WRITTEN INSTRUCTION:
Records follow. Copy every line with "Casey".

DATA EXTRACT:
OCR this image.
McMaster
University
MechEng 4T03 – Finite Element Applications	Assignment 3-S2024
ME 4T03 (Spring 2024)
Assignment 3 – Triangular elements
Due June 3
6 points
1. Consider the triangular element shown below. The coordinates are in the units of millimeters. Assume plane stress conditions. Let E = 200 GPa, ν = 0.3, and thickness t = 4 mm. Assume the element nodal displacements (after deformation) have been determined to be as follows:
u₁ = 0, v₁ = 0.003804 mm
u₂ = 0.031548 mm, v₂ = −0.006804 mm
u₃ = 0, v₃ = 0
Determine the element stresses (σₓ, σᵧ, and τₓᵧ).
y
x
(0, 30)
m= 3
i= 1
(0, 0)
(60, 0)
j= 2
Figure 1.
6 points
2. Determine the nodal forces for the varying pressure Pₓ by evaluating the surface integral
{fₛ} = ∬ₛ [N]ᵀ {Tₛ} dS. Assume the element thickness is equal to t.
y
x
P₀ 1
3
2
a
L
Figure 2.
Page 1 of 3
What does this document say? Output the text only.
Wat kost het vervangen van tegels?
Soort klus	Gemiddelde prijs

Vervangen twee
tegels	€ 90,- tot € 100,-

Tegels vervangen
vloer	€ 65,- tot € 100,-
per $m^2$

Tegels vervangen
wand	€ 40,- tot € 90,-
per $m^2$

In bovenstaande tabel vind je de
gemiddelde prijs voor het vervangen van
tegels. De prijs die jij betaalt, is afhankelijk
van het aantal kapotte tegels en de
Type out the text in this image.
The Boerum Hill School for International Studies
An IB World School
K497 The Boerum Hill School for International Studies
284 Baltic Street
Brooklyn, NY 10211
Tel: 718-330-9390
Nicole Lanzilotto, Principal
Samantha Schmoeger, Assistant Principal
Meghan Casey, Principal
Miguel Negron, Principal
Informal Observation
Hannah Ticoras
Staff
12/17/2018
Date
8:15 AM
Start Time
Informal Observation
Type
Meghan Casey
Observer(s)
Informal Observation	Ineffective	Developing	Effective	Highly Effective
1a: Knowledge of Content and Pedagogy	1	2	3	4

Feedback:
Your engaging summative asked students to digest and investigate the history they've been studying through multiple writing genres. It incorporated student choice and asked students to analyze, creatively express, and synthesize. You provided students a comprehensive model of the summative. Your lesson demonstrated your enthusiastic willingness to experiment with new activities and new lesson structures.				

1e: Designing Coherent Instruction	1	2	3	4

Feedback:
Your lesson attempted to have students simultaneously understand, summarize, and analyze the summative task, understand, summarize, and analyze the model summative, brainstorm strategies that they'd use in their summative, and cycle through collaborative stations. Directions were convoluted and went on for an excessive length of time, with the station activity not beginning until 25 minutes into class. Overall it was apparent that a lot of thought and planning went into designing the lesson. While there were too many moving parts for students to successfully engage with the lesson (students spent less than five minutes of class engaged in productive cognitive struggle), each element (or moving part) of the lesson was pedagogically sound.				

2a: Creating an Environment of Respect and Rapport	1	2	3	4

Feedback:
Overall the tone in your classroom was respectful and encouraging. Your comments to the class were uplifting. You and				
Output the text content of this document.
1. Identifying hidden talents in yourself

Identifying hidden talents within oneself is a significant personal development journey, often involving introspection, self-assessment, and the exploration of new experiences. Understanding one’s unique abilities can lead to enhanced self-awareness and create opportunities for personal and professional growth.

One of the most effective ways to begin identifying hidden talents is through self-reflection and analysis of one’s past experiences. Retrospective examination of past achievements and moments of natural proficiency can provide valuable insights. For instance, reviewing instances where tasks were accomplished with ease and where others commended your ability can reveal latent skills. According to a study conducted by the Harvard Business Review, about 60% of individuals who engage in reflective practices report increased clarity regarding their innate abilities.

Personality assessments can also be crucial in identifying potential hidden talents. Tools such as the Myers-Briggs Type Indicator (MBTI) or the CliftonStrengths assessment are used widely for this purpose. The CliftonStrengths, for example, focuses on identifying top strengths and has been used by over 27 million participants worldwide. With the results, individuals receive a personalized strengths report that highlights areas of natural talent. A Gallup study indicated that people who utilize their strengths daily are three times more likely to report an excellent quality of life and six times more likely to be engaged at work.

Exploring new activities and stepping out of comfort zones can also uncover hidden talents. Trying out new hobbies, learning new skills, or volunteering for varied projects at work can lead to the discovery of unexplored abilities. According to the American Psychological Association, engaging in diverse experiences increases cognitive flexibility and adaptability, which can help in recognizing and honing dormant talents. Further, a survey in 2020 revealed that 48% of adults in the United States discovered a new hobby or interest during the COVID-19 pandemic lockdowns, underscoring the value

COMPLETE ANSWER:
Meghan Casey, Principal
Meghan Casey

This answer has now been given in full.